TASK OBJECTIVE: Find each line with the string "watermark" and copy it.

+++ LISTING +++

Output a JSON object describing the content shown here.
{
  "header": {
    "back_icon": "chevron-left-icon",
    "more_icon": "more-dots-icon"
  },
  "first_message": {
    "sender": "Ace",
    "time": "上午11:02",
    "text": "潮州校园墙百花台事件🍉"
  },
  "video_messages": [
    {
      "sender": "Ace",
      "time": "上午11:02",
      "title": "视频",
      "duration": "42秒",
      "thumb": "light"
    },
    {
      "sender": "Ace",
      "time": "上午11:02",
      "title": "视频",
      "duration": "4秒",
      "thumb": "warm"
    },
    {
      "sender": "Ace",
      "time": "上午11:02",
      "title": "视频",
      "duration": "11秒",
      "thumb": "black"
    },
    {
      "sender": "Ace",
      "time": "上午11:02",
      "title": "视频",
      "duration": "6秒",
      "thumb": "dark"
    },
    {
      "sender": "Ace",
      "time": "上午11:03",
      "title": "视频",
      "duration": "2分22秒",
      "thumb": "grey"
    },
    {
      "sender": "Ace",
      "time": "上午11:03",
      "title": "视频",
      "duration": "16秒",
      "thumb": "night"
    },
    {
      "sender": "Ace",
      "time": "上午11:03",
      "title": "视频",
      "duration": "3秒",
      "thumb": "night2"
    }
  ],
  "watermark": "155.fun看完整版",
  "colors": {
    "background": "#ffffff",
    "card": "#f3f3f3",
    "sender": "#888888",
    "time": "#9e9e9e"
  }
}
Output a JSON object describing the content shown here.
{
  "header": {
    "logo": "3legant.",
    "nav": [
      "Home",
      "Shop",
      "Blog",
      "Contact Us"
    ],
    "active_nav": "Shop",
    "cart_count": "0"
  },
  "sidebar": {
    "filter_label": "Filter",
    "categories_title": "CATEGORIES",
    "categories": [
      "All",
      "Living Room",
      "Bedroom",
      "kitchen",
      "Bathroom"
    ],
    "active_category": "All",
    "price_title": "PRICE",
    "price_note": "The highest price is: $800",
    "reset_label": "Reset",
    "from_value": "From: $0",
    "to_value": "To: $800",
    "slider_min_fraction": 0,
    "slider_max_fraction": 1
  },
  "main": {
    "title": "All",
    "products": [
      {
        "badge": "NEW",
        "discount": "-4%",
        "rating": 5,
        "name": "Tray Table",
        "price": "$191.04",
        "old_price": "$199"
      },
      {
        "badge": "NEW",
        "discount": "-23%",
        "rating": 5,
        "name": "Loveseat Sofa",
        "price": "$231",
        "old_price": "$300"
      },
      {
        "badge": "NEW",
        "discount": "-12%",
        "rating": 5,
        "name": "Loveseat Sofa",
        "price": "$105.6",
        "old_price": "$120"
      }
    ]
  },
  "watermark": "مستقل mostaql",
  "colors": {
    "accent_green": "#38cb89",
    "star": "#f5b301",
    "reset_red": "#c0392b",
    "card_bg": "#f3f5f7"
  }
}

+++

EXERCISE ANSWER:
  "watermark": "155.fun看完整版",
  "watermark": "مستقل mostaql",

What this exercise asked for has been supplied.